▶ Exercise directions:
Gather each line in the entries that includes the string "color".

▶ Records to process:
####
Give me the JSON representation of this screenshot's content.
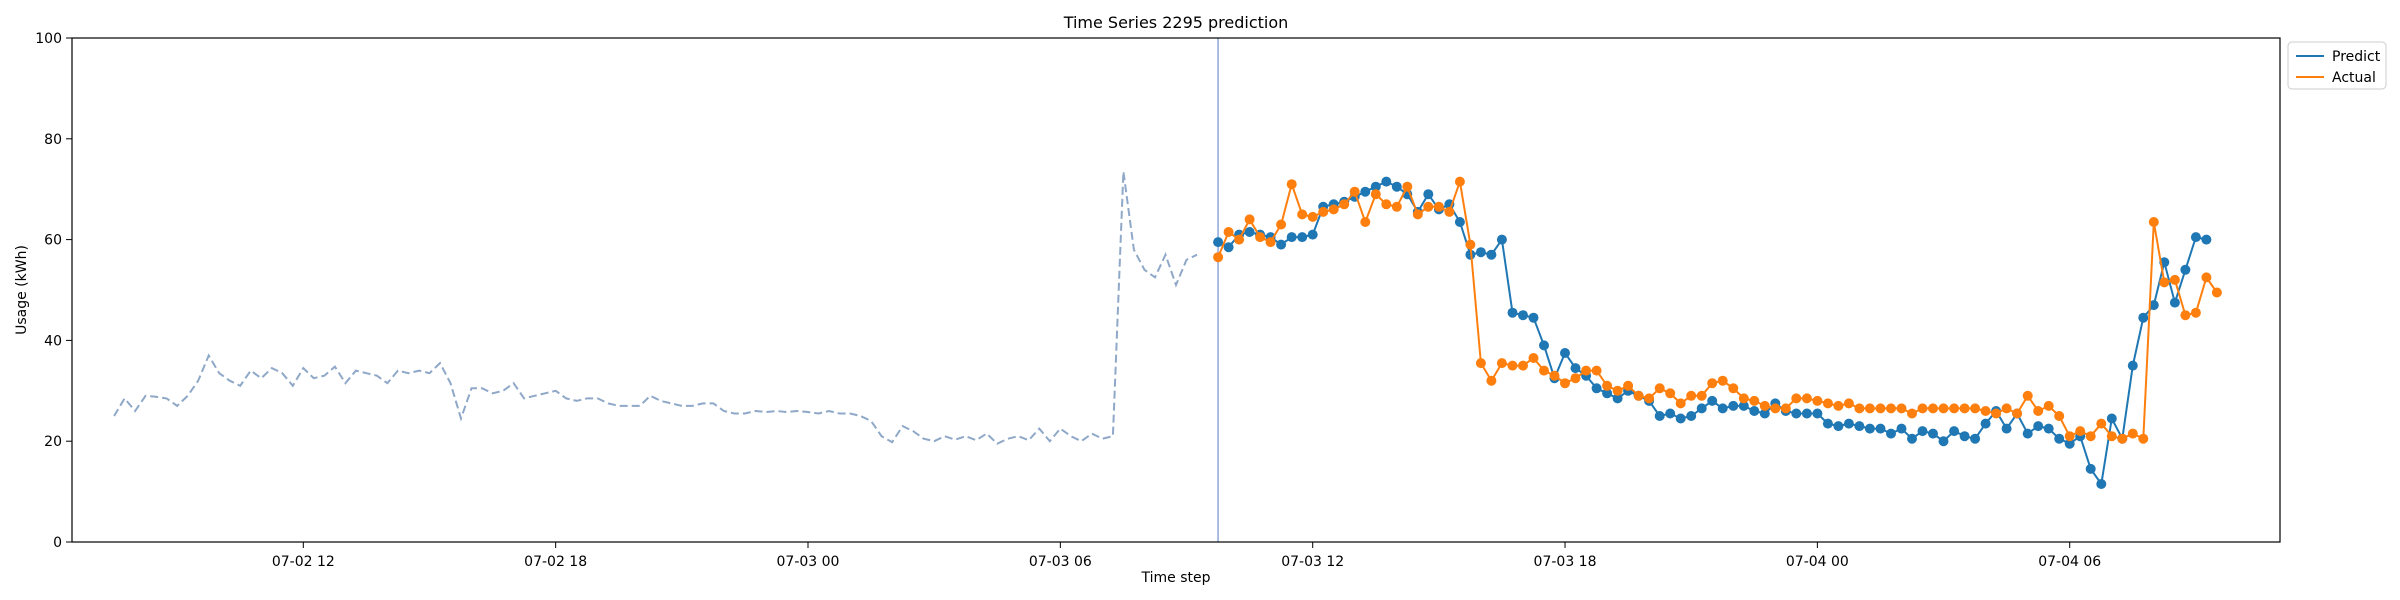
{
  "chart_data": {
    "type": "line",
    "title": "Time Series 2295 prediction",
    "xlabel": "Time step",
    "ylabel": "Usage (kWh)",
    "ylim": [
      0,
      100
    ],
    "yticks": [
      0,
      20,
      40,
      60,
      80,
      100
    ],
    "x_range": [
      "2024-07-02 06:30",
      "2024-07-04 11:00"
    ],
    "xticks": [
      {
        "t": "2024-07-02 12:00",
        "label": "07-02 12"
      },
      {
        "t": "2024-07-02 18:00",
        "label": "07-02 18"
      },
      {
        "t": "2024-07-03 00:00",
        "label": "07-03 00"
      },
      {
        "t": "2024-07-03 06:00",
        "label": "07-03 06"
      },
      {
        "t": "2024-07-03 12:00",
        "label": "07-03 12"
      },
      {
        "t": "2024-07-03 18:00",
        "label": "07-03 18"
      },
      {
        "t": "2024-07-04 00:00",
        "label": "07-04 00"
      },
      {
        "t": "2024-07-04 06:00",
        "label": "07-04 06"
      }
    ],
    "legend_position": "upper-right-outside",
    "grid": false,
    "forecast_start": "2024-07-03 09:45",
    "history": {
      "color": "#8fa8c8",
      "start": "2024-07-02 07:30",
      "step_minutes": 15,
      "values": [
        25,
        28.5,
        26,
        29,
        28.8,
        28.5,
        27,
        29,
        32,
        37,
        33.5,
        32,
        31,
        34,
        32.5,
        34.5,
        33.5,
        31,
        34.5,
        32.5,
        33,
        34.8,
        31.5,
        34,
        33.5,
        33,
        31.5,
        34,
        33.5,
        34,
        33.5,
        35.5,
        31.5,
        24.5,
        30.5,
        30.5,
        29.5,
        30,
        31.5,
        28.5,
        29,
        29.5,
        30,
        28.5,
        28,
        28.5,
        28.5,
        27.5,
        27,
        27,
        27,
        29,
        28,
        27.5,
        27,
        27,
        27.5,
        27.5,
        26,
        25.5,
        25.5,
        26,
        25.8,
        26,
        25.8,
        26,
        25.8,
        25.5,
        26,
        25.5,
        25.5,
        25,
        24,
        21,
        19.8,
        23,
        22,
        20.5,
        20,
        21,
        20.3,
        21,
        20.2,
        21.5,
        19.5,
        20.5,
        21,
        20.2,
        22.5,
        20,
        22.5,
        21,
        20,
        21.5,
        20.5,
        21,
        73.5,
        58,
        54,
        52.5,
        57,
        51,
        56,
        57
      ]
    },
    "series": [
      {
        "name": "Predict",
        "color": "#1f77b4",
        "start": "2024-07-03 09:45",
        "step_minutes": 15,
        "values": [
          59.5,
          58.5,
          61,
          61.5,
          61,
          60.5,
          59,
          60.5,
          60.5,
          61,
          66.5,
          67,
          67.5,
          68.5,
          69.5,
          70.5,
          71.5,
          70.5,
          69,
          65.5,
          69,
          66,
          67,
          63.5,
          57,
          57.5,
          57,
          60,
          45.5,
          45,
          44.5,
          39,
          32.5,
          37.5,
          34.5,
          33,
          30.5,
          29.5,
          28.5,
          30,
          29,
          28,
          25,
          25.5,
          24.5,
          25,
          26.5,
          28,
          26.5,
          27,
          27,
          26,
          25.5,
          27.5,
          26,
          25.5,
          25.5,
          25.5,
          23.5,
          23,
          23.5,
          23,
          22.5,
          22.5,
          21.5,
          22.5,
          20.5,
          22,
          21.5,
          20,
          22,
          21,
          20.5,
          23.5,
          26,
          22.5,
          25.5,
          21.5,
          23,
          22.5,
          20.5,
          19.5,
          21,
          14.5,
          11.5,
          24.5,
          20.5,
          35,
          44.5,
          47,
          55.5,
          47.5,
          54,
          60.5,
          60
        ]
      },
      {
        "name": "Actual",
        "color": "#ff7f0e",
        "start": "2024-07-03 09:45",
        "step_minutes": 15,
        "values": [
          56.5,
          61.5,
          60,
          64,
          60.5,
          59.5,
          63,
          71,
          65,
          64.5,
          65.5,
          66,
          67,
          69.5,
          63.5,
          69,
          67,
          66.5,
          70.5,
          65,
          66.5,
          66.5,
          65.5,
          71.5,
          59,
          35.5,
          32,
          35.5,
          35,
          35,
          36.5,
          34,
          33,
          31.5,
          32.5,
          34,
          34,
          31,
          30,
          31,
          29,
          28.5,
          30.5,
          29.5,
          27.5,
          29,
          29,
          31.5,
          32,
          30.5,
          28.5,
          28,
          27,
          26.5,
          26.5,
          28.5,
          28.5,
          28,
          27.5,
          27,
          27.5,
          26.5,
          26.5,
          26.5,
          26.5,
          26.5,
          25.5,
          26.5,
          26.5,
          26.5,
          26.5,
          26.5,
          26.5,
          26,
          25.5,
          26.5,
          25.5,
          29,
          26,
          27,
          25,
          21,
          22,
          21,
          23.5,
          21,
          20.5,
          21.5,
          20.5,
          63.5,
          51.5,
          52,
          45,
          45.5,
          52.5,
          49.5
        ]
      }
    ]
  }
}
####
▶ Written answer:
      "color": "#8fa8c8",
        "color": "#1f77b4",
        "color": "#ff7f0e",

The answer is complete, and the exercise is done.